EXERCISE DIRECTIONS.
Can you give all the records again without altering a single character?

============================================================

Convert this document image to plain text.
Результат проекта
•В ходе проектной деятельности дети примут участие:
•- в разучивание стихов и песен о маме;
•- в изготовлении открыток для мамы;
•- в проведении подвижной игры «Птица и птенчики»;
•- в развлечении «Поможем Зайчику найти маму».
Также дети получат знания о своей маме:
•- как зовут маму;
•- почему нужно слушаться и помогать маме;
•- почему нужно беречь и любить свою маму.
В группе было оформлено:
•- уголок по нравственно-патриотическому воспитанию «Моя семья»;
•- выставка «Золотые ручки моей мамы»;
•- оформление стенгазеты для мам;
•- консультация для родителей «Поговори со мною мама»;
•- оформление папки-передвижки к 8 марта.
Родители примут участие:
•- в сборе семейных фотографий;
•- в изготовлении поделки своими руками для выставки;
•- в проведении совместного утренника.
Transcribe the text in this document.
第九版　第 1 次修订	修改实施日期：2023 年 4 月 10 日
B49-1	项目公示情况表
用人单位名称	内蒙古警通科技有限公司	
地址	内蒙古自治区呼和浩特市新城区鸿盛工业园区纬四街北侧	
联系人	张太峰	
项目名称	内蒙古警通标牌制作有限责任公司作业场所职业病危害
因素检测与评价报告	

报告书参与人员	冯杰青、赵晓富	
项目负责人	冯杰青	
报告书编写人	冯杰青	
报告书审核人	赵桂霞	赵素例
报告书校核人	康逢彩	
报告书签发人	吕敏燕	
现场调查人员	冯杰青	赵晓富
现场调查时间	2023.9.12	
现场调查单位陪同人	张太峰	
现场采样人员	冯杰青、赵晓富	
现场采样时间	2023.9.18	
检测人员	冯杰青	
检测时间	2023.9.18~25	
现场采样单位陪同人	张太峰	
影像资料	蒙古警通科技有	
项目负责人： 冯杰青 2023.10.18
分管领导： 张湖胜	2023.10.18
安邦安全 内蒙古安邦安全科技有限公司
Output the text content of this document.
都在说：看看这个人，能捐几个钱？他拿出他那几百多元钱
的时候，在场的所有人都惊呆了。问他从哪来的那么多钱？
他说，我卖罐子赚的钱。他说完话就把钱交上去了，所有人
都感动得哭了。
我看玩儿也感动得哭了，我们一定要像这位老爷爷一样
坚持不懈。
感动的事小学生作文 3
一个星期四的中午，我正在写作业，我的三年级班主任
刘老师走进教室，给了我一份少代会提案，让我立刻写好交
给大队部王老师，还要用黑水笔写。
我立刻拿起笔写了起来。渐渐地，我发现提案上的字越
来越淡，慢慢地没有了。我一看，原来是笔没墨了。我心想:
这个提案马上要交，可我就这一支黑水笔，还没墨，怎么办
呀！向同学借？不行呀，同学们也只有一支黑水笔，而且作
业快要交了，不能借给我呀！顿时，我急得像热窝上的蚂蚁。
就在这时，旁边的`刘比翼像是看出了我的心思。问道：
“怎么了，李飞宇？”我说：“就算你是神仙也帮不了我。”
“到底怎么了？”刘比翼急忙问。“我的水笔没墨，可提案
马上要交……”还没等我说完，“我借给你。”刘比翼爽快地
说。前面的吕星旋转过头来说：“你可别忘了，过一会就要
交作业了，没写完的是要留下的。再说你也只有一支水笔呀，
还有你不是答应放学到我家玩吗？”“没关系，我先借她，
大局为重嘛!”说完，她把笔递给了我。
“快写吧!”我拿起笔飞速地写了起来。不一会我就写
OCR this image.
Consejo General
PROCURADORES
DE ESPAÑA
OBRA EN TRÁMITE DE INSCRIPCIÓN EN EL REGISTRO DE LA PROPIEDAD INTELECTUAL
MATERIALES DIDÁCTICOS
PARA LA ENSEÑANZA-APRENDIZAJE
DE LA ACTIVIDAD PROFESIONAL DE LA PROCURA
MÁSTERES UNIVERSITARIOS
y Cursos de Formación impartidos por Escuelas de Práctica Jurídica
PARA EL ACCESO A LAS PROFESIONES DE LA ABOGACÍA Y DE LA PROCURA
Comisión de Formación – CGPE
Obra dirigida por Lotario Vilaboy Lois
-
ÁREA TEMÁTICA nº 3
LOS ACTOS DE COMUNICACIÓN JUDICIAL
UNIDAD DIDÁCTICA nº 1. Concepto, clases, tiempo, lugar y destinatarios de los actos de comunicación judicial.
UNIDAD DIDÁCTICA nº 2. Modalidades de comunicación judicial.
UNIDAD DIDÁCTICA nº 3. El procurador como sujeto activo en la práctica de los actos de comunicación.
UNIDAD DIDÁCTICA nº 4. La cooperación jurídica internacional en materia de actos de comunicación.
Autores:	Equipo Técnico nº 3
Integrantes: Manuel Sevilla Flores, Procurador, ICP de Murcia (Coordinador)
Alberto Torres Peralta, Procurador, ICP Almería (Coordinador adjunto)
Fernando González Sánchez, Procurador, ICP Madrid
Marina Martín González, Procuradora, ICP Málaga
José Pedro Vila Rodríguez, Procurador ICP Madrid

============================================================

THE COMPLETED TASK.
Convert this document image to plain text.
Результат проекта
•В ходе проектной деятельности дети примут участие:
•- в разучивание стихов и песен о маме;
•- в изготовлении открыток для мамы;
•- в проведении подвижной игры «Птица и птенчики»;
•- в развлечении «Поможем Зайчику найти маму».
Также дети получат знания о своей маме:
•- как зовут маму;
•- почему нужно слушаться и помогать маме;
•- почему нужно беречь и любить свою маму.
В группе было оформлено:
•- уголок по нравственно-патриотическому воспитанию «Моя семья»;
•- выставка «Золотые ручки моей мамы»;
•- оформление стенгазеты для мам;
•- консультация для родителей «Поговори со мною мама»;
•- оформление папки-передвижки к 8 марта.
Родители примут участие:
•- в сборе семейных фотографий;
•- в изготовлении поделки своими руками для выставки;
•- в проведении совместного утренника.
Transcribe the text in this document.
第九版　第 1 次修订	修改实施日期：2023 年 4 月 10 日
B49-1	项目公示情况表
用人单位名称	内蒙古警通科技有限公司	
地址	内蒙古自治区呼和浩特市新城区鸿盛工业园区纬四街北侧	
联系人	张太峰	
项目名称	内蒙古警通标牌制作有限责任公司作业场所职业病危害
因素检测与评价报告	

报告书参与人员	冯杰青、赵晓富	
项目负责人	冯杰青	
报告书编写人	冯杰青	
报告书审核人	赵桂霞	赵素例
报告书校核人	康逢彩	
报告书签发人	吕敏燕	
现场调查人员	冯杰青	赵晓富
现场调查时间	2023.9.12	
现场调查单位陪同人	张太峰	
现场采样人员	冯杰青、赵晓富	
现场采样时间	2023.9.18	
检测人员	冯杰青	
检测时间	2023.9.18~25	
现场采样单位陪同人	张太峰	
影像资料	蒙古警通科技有	
项目负责人： 冯杰青 2023.10.18
分管领导： 张湖胜	2023.10.18
安邦安全 内蒙古安邦安全科技有限公司
Output the text content of this document.
都在说：看看这个人，能捐几个钱？他拿出他那几百多元钱
的时候，在场的所有人都惊呆了。问他从哪来的那么多钱？
他说，我卖罐子赚的钱。他说完话就把钱交上去了，所有人
都感动得哭了。
我看玩儿也感动得哭了，我们一定要像这位老爷爷一样
坚持不懈。
感动的事小学生作文 3
一个星期四的中午，我正在写作业，我的三年级班主任
刘老师走进教室，给了我一份少代会提案，让我立刻写好交
给大队部王老师，还要用黑水笔写。
我立刻拿起笔写了起来。渐渐地，我发现提案上的字越
来越淡，慢慢地没有了。我一看，原来是笔没墨了。我心想:
这个提案马上要交，可我就这一支黑水笔，还没墨，怎么办
呀！向同学借？不行呀，同学们也只有一支黑水笔，而且作
业快要交了，不能借给我呀！顿时，我急得像热窝上的蚂蚁。
就在这时，旁边的`刘比翼像是看出了我的心思。问道：
“怎么了，李飞宇？”我说：“就算你是神仙也帮不了我。”
“到底怎么了？”刘比翼急忙问。“我的水笔没墨，可提案
马上要交……”还没等我说完，“我借给你。”刘比翼爽快地
说。前面的吕星旋转过头来说：“你可别忘了，过一会就要
交作业了，没写完的是要留下的。再说你也只有一支水笔呀，
还有你不是答应放学到我家玩吗？”“没关系，我先借她，
大局为重嘛!”说完，她把笔递给了我。
“快写吧!”我拿起笔飞速地写了起来。不一会我就写
OCR this image.
Consejo General
PROCURADORES
DE ESPAÑA
OBRA EN TRÁMITE DE INSCRIPCIÓN EN EL REGISTRO DE LA PROPIEDAD INTELECTUAL
MATERIALES DIDÁCTICOS
PARA LA ENSEÑANZA-APRENDIZAJE
DE LA ACTIVIDAD PROFESIONAL DE LA PROCURA
MÁSTERES UNIVERSITARIOS
y Cursos de Formación impartidos por Escuelas de Práctica Jurídica
PARA EL ACCESO A LAS PROFESIONES DE LA ABOGACÍA Y DE LA PROCURA
Comisión de Formación – CGPE
Obra dirigida por Lotario Vilaboy Lois
-
ÁREA TEMÁTICA nº 3
LOS ACTOS DE COMUNICACIÓN JUDICIAL
UNIDAD DIDÁCTICA nº 1. Concepto, clases, tiempo, lugar y destinatarios de los actos de comunicación judicial.
UNIDAD DIDÁCTICA nº 2. Modalidades de comunicación judicial.
UNIDAD DIDÁCTICA nº 3. El procurador como sujeto activo en la práctica de los actos de comunicación.
UNIDAD DIDÁCTICA nº 4. La cooperación jurídica internacional en materia de actos de comunicación.
Autores:	Equipo Técnico nº 3
Integrantes: Manuel Sevilla Flores, Procurador, ICP de Murcia (Coordinador)
Alberto Torres Peralta, Procurador, ICP Almería (Coordinador adjunto)
Fernando González Sánchez, Procurador, ICP Madrid
Marina Martín González, Procuradora, ICP Málaga
José Pedro Vila Rodríguez, Procurador ICP Madrid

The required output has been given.